*WHAT IS NEEDED*:
Exclude all pictures, then copy each of the records exactly as written.

[Data entries]
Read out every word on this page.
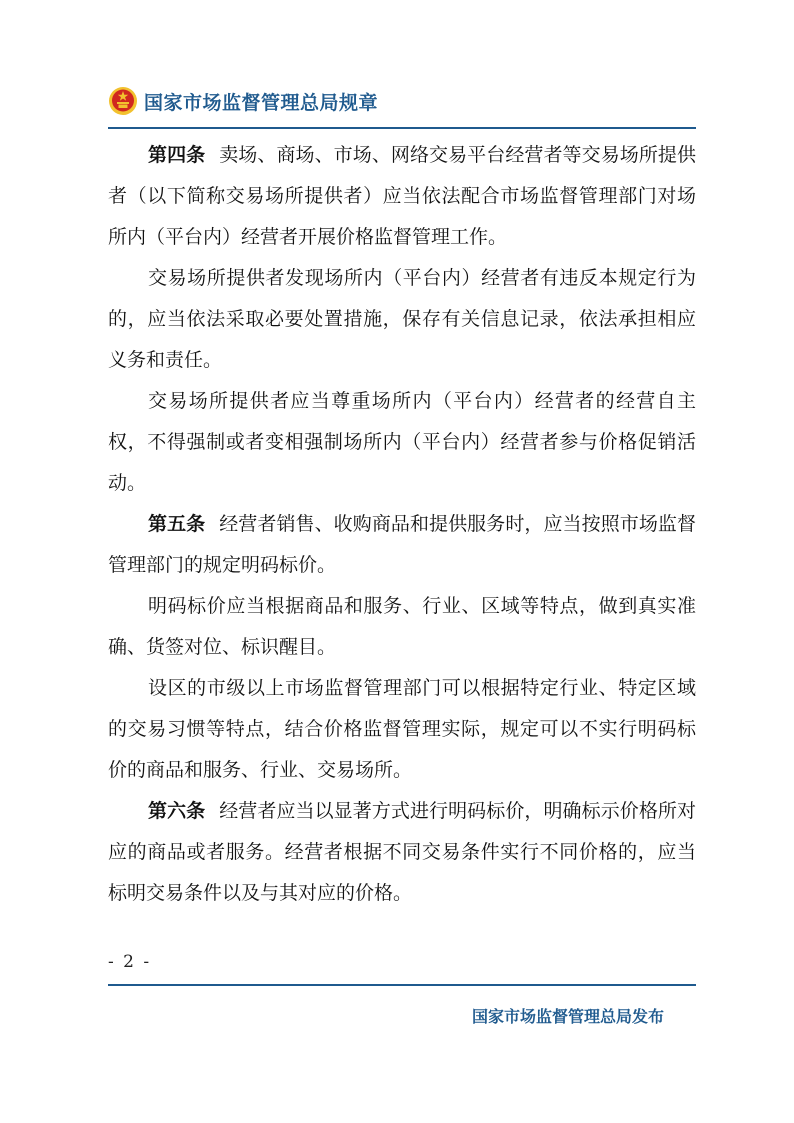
国家市场监督管理总局规章

第四条 卖场、商场、市场、网络交易平台经营者等交易场所提供者（以下简称交易场所提供者）应当依法配合市场监督管理部门对场所内（平台内）经营者开展价格监督管理工作。

交易场所提供者发现场所内（平台内）经营者有违反本规定行为的，应当依法采取必要处置措施，保存有关信息记录，依法承担相应义务和责任。

交易场所提供者应当尊重场所内（平台内）经营者的经营自主权，不得强制或者变相强制场所内（平台内）经营者参与价格促销活动。

第五条 经营者销售、收购商品和提供服务时，应当按照市场监督管理部门的规定明码标价。

明码标价应当根据商品和服务、行业、区域等特点，做到真实准确、货签对位、标识醒目。

设区的市级以上市场监督管理部门可以根据特定行业、特定区域的交易习惯等特点，结合价格监督管理实际，规定可以不实行明码标价的商品和服务、行业、交易场所。

第六条 经营者应当以显著方式进行明码标价，明确标示价格所对应的商品或者服务。经营者根据不同交易条件实行不同价格的，应当标明交易条件以及与其对应的价格。

- 2 -
国家市场监督管理总局发布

*FINISHED TASK*:
Read out every word on this page.
国家市场监督管理总局规章

第四条 卖场、商场、市场、网络交易平台经营者等交易场所提供者（以下简称交易场所提供者）应当依法配合市场监督管理部门对场所内（平台内）经营者开展价格监督管理工作。

交易场所提供者发现场所内（平台内）经营者有违反本规定行为的，应当依法采取必要处置措施，保存有关信息记录，依法承担相应义务和责任。

交易场所提供者应当尊重场所内（平台内）经营者的经营自主权，不得强制或者变相强制场所内（平台内）经营者参与价格促销活动。

第五条 经营者销售、收购商品和提供服务时，应当按照市场监督管理部门的规定明码标价。

明码标价应当根据商品和服务、行业、区域等特点，做到真实准确、货签对位、标识醒目。

设区的市级以上市场监督管理部门可以根据特定行业、特定区域的交易习惯等特点，结合价格监督管理实际，规定可以不实行明码标价的商品和服务、行业、交易场所。

第六条 经营者应当以显著方式进行明码标价，明确标示价格所对应的商品或者服务。经营者根据不同交易条件实行不同价格的，应当标明交易条件以及与其对应的价格。

- 2 -
国家市场监督管理总局发布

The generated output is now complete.